[Collected data]

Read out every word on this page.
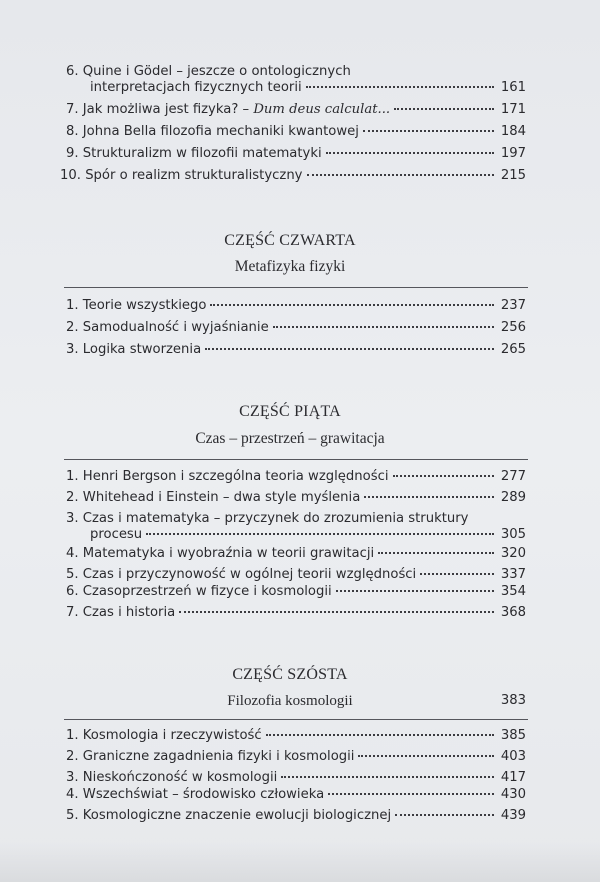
6. Quine i Gödel – jeszcze o ontologicznych
interpretacjach fizycznych teorii	161
7. Jak możliwa jest fizyka? – Dum deus calculat...	171
8. Johna Bella filozofia mechaniki kwantowej	184
9. Strukturalizm w filozofii matematyki	197
10. Spór o realizm strukturalistyczny	215
CZĘŚĆ CZWARTA
Metafizyka fizyki
1. Teorie wszystkiego	237
2. Samodualność i wyjaśnianie	256
3. Logika stworzenia	265
CZĘŚĆ PIĄTA
Czas – przestrzeń – grawitacja
1. Henri Bergson i szczególna teoria względności	277
2. Whitehead i Einstein – dwa style myślenia	289
3. Czas i matematyka – przyczynek do zrozumienia struktury
procesu	305
4. Matematyka i wyobraźnia w teorii grawitacji	320
5. Czas i przyczynowość w ogólnej teorii względności	337
6. Czasoprzestrzeń w fizyce i kosmologii	354
7. Czas i historia	368
CZĘŚĆ SZÓSTA
Filozofia kosmologii	383
1. Kosmologia i rzeczywistość	385
2. Graniczne zagadnienia fizyki i kosmologii	403
3. Nieskończoność w kosmologii	417
4. Wszechświat – środowisko człowieka	430
5. Kosmologiczne znaczenie ewolucji biologicznej	439
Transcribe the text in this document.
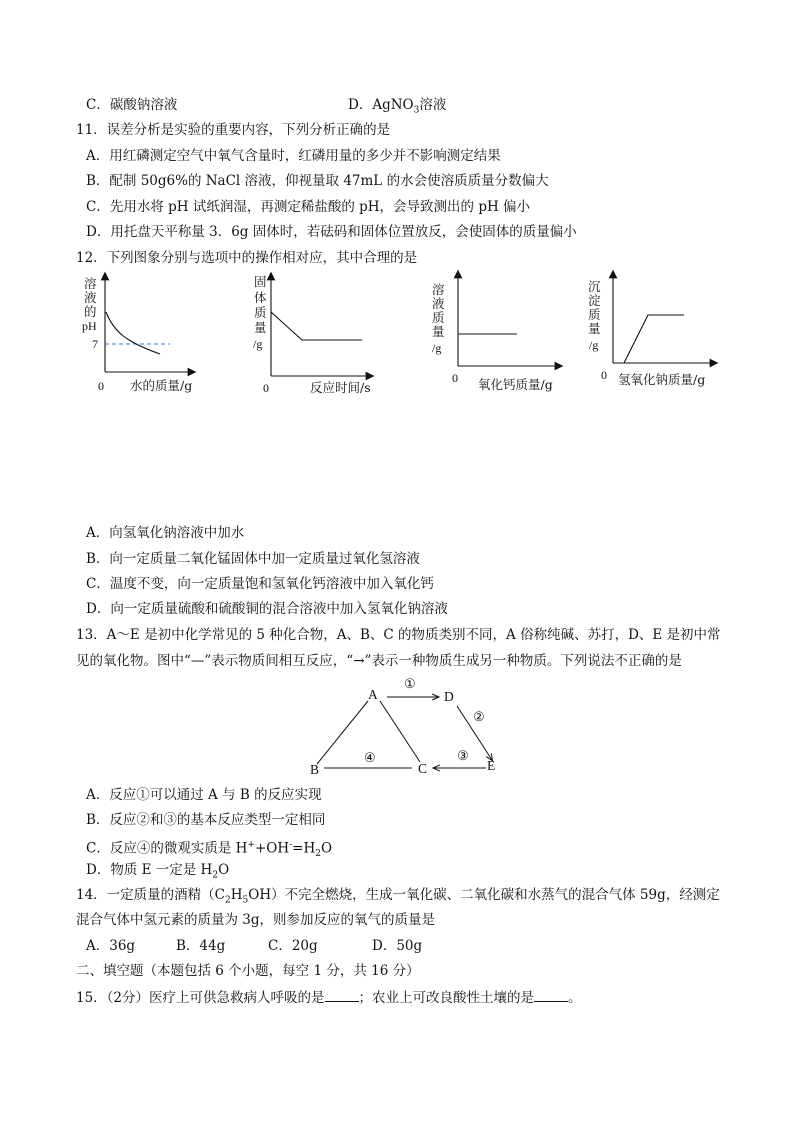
C．碳酸钠溶液	D．AgNO$_3$溶液
11．误差分析是实验的重要内容，下列分析正确的是
A．用红磷测定空气中氧气含量时，红磷用量的多少并不影响测定结果
B．配制 50g6%的 NaCl 溶液，仰视量取 47mL 的水会使溶质质量分数偏大
C．先用水将 pH 试纸润湿，再测定稀盐酸的 pH，会导致测出的 pH 偏小
D．用托盘天平称量 3．6g 固体时，若砝码和固体位置放反，会使固体的质量偏小
12．下列图象分别与选项中的操作相对应，其中合理的是
溶
液
的
pH
7
0 水的质量/g
固
体
质
量
/g
0	反应时间/s
溶
液
质
量
/g
0 氧化钙质量/g
沉
淀
质
量
/g
0 氢氧化钠质量/g
A．向氢氧化钠溶液中加水
B．向一定质量二氧化锰固体中加一定质量过氧化氢溶液
C．温度不变，向一定质量饱和氢氧化钙溶液中加入氧化钙
D．向一定质量硫酸和硫酸铜的混合溶液中加入氢氧化钠溶液
13．A～E 是初中化学常见的 5 种化合物，A、B、C 的物质类别不同，A 俗称纯碱、苏打，D、E 是初中常
见的氧化物。图中“—”表示物质间相互反应，“→”表示一种物质生成另一种物质。下列说法不正确的是
A	D
E
C
B
①
②
③
④
A．反应①可以通过 A 与 B 的反应实现
B．反应②和③的基本反应类型一定相同
C．反应④的微观实质是 $H^++OH^-=H_2O$
D．物质 E 一定是 $H_2O$
14．一定质量的酒精$(C_2H_5OH)$不完全燃烧，生成一氧化碳、二氧化碳和水蒸气的混合气体 59g，经测定
混合气体中氢元素的质量为 3g，则参加反应的氧气的质量是
A．36g	B．44g	C．20g	D．50g
二、填空题（本题包括 6 个小题，每空 1 分，共 16 分）
15．（2分）医疗上可供急救病人呼吸的是	；农业上可改良酸性土壤的是	。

**Work to complete:** Exactly the lines from the one containing "Transcribe the text in this document." to the final line of the entries are wanted; please write them out, both ends included, but not the pictures.

**Solution to the exercise:**
Transcribe the text in this document.
C．碳酸钠溶液	D．AgNO$_3$溶液
11．误差分析是实验的重要内容，下列分析正确的是
A．用红磷测定空气中氧气含量时，红磷用量的多少并不影响测定结果
B．配制 50g6%的 NaCl 溶液，仰视量取 47mL 的水会使溶质质量分数偏大
C．先用水将 pH 试纸润湿，再测定稀盐酸的 pH，会导致测出的 pH 偏小
D．用托盘天平称量 3．6g 固体时，若砝码和固体位置放反，会使固体的质量偏小
12．下列图象分别与选项中的操作相对应，其中合理的是
溶
液
的
pH
7
0 水的质量/g
固
体
质
量
/g
0	反应时间/s
溶
液
质
量
/g
0 氧化钙质量/g
沉
淀
质
量
/g
0 氢氧化钠质量/g
A．向氢氧化钠溶液中加水
B．向一定质量二氧化锰固体中加一定质量过氧化氢溶液
C．温度不变，向一定质量饱和氢氧化钙溶液中加入氧化钙
D．向一定质量硫酸和硫酸铜的混合溶液中加入氢氧化钠溶液
13．A～E 是初中化学常见的 5 种化合物，A、B、C 的物质类别不同，A 俗称纯碱、苏打，D、E 是初中常
见的氧化物。图中“—”表示物质间相互反应，“→”表示一种物质生成另一种物质。下列说法不正确的是
A	D
E
C
B
①
②
③
④
A．反应①可以通过 A 与 B 的反应实现
B．反应②和③的基本反应类型一定相同
C．反应④的微观实质是 $H^++OH^-=H_2O$
D．物质 E 一定是 $H_2O$
14．一定质量的酒精$(C_2H_5OH)$不完全燃烧，生成一氧化碳、二氧化碳和水蒸气的混合气体 59g，经测定
混合气体中氢元素的质量为 3g，则参加反应的氧气的质量是
A．36g	B．44g	C．20g	D．50g
二、填空题（本题包括 6 个小题，每空 1 分，共 16 分）
15．（2分）医疗上可供急救病人呼吸的是	；农业上可改良酸性土壤的是	。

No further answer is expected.